**WHAT IS EXPECTED**
List each line holding the string "marker".

--- Begin TASK DATA ---

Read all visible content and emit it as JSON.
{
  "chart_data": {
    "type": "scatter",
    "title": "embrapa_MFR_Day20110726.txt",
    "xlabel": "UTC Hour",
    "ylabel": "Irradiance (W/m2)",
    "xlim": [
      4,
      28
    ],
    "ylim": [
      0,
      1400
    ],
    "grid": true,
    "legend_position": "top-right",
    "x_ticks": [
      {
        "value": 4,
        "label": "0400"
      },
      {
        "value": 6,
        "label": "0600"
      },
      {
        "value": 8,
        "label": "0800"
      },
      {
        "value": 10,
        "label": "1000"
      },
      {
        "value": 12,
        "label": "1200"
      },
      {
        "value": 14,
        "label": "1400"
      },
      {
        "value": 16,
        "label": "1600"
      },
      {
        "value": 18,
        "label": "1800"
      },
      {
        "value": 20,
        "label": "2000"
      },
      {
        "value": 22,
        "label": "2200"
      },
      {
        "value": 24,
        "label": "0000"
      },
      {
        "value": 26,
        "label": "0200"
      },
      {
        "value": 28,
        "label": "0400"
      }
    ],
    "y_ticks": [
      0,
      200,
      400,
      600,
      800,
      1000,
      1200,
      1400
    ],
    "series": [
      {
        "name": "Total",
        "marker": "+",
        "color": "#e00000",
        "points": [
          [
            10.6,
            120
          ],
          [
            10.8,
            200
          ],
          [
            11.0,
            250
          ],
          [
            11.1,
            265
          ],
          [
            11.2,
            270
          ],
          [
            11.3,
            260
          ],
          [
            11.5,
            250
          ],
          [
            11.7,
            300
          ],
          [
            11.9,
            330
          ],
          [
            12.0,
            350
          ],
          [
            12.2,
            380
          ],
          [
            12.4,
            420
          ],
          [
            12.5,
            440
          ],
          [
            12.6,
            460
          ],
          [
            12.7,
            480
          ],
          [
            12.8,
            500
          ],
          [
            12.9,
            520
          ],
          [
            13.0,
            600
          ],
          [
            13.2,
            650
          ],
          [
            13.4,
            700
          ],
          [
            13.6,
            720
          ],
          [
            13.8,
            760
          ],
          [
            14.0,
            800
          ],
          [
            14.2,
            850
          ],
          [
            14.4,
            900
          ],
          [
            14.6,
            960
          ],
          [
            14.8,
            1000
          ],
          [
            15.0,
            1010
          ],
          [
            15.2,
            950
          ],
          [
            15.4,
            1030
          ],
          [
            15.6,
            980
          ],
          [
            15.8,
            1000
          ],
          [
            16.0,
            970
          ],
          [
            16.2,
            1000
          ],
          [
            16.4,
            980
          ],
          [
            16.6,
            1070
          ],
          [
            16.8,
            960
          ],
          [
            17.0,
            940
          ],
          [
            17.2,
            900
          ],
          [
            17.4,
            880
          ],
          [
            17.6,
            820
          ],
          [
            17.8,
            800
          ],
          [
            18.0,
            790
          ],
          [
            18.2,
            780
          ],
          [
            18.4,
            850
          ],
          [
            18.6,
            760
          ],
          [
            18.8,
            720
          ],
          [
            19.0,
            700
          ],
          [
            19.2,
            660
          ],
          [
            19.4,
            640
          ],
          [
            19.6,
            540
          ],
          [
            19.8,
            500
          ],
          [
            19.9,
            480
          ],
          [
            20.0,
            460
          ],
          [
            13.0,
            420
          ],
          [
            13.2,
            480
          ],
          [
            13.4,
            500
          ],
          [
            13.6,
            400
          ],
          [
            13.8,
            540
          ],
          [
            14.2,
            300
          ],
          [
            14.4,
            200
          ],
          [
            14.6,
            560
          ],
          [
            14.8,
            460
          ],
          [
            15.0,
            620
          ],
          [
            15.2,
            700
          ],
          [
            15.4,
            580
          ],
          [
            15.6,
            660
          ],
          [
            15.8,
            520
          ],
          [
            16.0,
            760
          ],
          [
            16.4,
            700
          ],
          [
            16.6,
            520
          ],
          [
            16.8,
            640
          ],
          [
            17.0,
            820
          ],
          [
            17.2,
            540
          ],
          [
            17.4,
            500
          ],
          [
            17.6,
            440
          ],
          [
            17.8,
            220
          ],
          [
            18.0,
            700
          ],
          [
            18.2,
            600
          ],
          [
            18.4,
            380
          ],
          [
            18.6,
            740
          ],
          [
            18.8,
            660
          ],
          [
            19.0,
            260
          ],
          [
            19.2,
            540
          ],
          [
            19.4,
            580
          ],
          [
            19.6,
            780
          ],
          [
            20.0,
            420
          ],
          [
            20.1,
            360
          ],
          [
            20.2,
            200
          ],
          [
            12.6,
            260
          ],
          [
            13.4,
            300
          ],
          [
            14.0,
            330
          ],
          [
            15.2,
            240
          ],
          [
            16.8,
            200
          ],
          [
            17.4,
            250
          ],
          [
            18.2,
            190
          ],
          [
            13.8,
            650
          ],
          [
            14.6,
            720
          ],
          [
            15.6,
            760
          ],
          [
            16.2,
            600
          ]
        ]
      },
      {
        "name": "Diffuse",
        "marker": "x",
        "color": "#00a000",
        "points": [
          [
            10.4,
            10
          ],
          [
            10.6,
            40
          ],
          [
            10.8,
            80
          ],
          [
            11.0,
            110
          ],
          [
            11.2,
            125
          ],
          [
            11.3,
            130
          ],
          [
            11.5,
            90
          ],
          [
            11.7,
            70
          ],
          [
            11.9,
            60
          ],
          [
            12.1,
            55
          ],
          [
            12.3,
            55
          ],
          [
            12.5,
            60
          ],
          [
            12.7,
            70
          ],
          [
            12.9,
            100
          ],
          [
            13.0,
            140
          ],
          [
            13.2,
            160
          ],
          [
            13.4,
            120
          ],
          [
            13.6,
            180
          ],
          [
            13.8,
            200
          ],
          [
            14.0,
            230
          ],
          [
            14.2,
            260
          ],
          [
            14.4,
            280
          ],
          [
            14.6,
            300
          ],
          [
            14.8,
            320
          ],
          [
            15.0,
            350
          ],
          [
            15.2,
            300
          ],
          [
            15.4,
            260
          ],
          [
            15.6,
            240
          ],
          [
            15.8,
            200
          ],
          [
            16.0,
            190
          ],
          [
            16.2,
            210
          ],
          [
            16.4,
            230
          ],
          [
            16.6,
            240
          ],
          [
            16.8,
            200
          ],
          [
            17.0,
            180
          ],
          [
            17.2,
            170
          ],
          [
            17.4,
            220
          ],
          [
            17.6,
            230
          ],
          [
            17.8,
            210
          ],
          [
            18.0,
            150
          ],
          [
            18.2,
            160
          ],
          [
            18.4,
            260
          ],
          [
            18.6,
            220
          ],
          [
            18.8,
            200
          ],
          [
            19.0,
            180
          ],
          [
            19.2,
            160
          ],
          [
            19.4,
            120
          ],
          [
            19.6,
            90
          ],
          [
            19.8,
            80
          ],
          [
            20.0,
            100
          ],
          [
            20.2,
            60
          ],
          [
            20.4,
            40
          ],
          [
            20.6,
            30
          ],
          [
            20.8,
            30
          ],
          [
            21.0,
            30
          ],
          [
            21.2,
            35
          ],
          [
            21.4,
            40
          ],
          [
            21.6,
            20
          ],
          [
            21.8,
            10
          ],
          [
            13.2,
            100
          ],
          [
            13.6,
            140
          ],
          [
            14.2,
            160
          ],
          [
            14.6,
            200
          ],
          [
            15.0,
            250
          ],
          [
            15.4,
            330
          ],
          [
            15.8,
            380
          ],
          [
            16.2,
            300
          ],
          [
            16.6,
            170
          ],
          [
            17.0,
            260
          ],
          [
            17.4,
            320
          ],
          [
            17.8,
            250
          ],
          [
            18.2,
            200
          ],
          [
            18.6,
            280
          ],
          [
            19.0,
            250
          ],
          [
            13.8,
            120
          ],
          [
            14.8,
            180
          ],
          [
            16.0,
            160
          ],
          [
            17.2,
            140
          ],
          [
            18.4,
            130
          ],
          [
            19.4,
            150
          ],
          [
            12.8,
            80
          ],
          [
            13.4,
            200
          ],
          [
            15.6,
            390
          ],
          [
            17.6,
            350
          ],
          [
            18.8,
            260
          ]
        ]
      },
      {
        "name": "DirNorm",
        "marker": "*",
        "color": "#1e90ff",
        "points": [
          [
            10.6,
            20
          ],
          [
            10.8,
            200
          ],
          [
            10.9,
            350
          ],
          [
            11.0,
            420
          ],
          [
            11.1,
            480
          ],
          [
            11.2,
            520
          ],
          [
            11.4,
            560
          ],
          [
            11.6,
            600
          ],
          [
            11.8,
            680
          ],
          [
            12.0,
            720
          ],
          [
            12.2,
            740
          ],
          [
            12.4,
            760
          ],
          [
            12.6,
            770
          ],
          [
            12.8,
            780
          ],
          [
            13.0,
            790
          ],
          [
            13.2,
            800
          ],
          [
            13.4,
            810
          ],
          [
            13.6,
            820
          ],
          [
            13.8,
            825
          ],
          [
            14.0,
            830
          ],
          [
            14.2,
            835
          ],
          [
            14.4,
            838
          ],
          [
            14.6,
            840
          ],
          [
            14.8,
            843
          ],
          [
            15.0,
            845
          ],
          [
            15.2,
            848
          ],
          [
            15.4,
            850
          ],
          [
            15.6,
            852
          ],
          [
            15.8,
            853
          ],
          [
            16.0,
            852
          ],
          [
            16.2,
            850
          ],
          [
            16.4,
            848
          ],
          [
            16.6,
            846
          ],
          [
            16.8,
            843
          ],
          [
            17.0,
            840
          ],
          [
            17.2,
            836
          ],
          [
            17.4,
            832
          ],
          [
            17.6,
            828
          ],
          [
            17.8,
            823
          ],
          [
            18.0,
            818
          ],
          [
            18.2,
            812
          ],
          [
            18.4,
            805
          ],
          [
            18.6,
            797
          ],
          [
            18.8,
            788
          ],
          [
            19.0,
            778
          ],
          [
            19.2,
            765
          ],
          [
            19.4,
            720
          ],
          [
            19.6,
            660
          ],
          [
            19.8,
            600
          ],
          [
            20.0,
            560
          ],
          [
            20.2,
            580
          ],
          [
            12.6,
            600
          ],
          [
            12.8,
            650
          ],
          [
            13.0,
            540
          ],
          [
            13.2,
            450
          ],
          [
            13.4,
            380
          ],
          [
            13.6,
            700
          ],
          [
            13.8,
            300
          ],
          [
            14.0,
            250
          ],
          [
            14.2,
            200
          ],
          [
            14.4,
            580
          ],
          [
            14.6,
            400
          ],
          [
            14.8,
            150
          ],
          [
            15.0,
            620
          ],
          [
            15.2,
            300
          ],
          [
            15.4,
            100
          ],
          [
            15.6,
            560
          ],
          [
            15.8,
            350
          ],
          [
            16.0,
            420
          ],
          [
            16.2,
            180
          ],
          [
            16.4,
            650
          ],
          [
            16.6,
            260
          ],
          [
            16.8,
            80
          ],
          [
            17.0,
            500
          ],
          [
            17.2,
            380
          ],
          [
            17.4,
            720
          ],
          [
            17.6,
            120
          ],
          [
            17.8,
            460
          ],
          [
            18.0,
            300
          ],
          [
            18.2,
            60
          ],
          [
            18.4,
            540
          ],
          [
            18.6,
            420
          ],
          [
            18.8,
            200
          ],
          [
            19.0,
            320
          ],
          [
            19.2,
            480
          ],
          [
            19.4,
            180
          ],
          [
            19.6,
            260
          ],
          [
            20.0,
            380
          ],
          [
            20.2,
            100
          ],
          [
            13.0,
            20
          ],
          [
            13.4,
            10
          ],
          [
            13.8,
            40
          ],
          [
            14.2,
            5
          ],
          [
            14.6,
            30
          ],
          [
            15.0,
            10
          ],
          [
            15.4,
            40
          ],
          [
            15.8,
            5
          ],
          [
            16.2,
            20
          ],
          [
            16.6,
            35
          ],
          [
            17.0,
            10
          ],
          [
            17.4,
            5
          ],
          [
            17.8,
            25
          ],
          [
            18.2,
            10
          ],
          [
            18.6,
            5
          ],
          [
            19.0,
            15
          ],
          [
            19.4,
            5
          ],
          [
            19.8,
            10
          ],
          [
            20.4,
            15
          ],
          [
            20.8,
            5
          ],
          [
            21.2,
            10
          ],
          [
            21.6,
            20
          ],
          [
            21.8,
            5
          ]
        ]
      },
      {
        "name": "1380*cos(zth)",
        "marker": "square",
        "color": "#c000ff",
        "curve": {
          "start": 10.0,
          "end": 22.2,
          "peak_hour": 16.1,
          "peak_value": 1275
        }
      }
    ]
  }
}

--- End TASK DATA ---

**REPLY**
        "marker": "+",
        "marker": "x",
        "marker": "*",
        "marker": "square",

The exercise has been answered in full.